- _Data extracted from a collection_

============================================================

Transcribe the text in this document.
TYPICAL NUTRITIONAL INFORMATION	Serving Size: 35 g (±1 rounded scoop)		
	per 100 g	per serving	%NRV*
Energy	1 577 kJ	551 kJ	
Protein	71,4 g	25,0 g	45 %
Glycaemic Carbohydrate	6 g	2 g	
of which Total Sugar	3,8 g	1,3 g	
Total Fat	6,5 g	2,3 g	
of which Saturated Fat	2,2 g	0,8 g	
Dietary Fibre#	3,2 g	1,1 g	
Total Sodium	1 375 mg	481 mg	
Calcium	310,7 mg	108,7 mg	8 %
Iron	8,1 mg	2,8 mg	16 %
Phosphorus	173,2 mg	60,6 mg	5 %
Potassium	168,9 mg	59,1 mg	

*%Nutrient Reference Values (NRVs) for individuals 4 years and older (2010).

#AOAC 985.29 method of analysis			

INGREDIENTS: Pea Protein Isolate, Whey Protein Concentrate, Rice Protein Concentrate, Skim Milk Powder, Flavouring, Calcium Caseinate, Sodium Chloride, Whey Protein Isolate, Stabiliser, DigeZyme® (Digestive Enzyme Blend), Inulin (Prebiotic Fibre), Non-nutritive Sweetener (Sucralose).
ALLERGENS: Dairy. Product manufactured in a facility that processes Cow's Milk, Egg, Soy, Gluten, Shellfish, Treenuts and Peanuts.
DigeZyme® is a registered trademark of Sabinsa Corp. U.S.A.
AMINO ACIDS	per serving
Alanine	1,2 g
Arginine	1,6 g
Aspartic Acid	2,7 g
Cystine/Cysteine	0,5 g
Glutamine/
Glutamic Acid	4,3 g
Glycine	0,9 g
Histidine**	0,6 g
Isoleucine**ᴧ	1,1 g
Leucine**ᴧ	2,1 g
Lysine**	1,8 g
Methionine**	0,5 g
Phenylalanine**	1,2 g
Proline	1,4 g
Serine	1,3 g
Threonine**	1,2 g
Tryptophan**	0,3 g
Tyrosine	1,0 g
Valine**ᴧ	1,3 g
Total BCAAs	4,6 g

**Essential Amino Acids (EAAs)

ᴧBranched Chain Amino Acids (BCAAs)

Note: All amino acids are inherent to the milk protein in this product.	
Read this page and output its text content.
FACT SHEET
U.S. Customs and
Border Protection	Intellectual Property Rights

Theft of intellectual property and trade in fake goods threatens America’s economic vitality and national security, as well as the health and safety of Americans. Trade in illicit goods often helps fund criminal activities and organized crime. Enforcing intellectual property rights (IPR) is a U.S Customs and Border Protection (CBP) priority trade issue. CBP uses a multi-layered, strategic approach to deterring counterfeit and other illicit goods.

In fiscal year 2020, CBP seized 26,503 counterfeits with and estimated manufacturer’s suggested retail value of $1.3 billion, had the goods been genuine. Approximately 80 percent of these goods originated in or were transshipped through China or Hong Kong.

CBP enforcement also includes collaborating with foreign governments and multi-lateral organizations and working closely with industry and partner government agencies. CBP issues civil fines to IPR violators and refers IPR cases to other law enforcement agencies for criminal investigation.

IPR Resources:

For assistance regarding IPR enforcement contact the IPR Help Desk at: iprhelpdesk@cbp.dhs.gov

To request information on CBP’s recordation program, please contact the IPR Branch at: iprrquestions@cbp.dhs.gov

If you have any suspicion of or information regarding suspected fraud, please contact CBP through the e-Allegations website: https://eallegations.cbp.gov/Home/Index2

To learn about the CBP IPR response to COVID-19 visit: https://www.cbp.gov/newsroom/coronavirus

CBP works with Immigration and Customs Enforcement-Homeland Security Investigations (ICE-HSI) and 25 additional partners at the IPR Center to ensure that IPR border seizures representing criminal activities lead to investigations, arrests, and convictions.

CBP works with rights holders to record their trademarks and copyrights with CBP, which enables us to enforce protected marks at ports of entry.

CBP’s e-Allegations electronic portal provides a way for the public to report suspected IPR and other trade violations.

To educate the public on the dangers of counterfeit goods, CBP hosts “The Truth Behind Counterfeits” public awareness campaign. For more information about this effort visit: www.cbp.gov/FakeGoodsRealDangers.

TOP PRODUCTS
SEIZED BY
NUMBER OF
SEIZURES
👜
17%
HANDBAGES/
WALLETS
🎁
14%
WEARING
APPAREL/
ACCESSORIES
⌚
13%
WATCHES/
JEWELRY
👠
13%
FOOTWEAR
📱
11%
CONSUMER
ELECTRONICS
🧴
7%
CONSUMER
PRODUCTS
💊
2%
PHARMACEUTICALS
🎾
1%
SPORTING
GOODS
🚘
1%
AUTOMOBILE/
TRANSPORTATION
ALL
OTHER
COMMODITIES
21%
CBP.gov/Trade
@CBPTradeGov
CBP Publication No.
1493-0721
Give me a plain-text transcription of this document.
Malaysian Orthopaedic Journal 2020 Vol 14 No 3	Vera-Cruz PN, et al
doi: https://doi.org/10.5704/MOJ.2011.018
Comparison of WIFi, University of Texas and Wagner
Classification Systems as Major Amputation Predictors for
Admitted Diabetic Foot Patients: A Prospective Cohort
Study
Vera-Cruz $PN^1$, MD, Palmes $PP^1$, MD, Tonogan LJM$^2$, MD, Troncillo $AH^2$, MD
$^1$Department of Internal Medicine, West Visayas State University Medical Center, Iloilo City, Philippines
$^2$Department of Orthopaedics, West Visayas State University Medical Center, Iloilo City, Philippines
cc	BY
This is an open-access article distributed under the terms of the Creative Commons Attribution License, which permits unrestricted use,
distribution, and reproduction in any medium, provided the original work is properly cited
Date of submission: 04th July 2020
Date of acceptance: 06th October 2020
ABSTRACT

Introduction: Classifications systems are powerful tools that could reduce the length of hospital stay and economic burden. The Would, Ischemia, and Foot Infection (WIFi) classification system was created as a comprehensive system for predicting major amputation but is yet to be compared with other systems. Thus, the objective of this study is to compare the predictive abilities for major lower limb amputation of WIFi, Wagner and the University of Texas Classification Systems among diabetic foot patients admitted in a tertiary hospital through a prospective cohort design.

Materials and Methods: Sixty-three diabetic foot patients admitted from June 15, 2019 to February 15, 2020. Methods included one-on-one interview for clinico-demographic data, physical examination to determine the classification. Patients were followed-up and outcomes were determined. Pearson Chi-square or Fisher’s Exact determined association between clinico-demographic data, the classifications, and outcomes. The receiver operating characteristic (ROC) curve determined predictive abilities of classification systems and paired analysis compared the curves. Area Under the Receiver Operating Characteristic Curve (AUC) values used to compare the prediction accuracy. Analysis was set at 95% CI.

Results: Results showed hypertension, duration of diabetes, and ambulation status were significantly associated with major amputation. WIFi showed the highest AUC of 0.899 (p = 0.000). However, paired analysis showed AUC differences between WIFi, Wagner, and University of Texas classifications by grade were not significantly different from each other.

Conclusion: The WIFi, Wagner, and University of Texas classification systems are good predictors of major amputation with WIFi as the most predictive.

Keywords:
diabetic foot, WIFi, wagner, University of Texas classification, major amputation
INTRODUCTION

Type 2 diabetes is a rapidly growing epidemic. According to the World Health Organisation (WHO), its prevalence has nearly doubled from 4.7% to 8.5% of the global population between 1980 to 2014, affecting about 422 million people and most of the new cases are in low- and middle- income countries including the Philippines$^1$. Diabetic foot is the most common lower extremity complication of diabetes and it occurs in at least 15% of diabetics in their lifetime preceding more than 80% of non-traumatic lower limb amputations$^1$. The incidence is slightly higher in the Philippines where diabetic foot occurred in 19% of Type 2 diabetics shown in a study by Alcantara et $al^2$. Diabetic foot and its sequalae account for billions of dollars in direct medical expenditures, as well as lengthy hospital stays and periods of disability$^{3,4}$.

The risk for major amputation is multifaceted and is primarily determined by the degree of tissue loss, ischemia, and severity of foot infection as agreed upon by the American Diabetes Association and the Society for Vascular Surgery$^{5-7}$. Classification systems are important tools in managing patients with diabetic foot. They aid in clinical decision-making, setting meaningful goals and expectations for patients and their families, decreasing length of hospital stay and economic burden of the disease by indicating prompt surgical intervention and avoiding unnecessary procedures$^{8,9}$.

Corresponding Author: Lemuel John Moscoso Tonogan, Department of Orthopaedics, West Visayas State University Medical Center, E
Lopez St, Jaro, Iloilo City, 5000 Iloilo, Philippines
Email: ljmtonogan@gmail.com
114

============================================================

- _WHAT THE TASK REQUIRES_
Count the lines above in which the word "Orthopaedics" appears, then state only that count.

- _YOUR SOLUTION_
2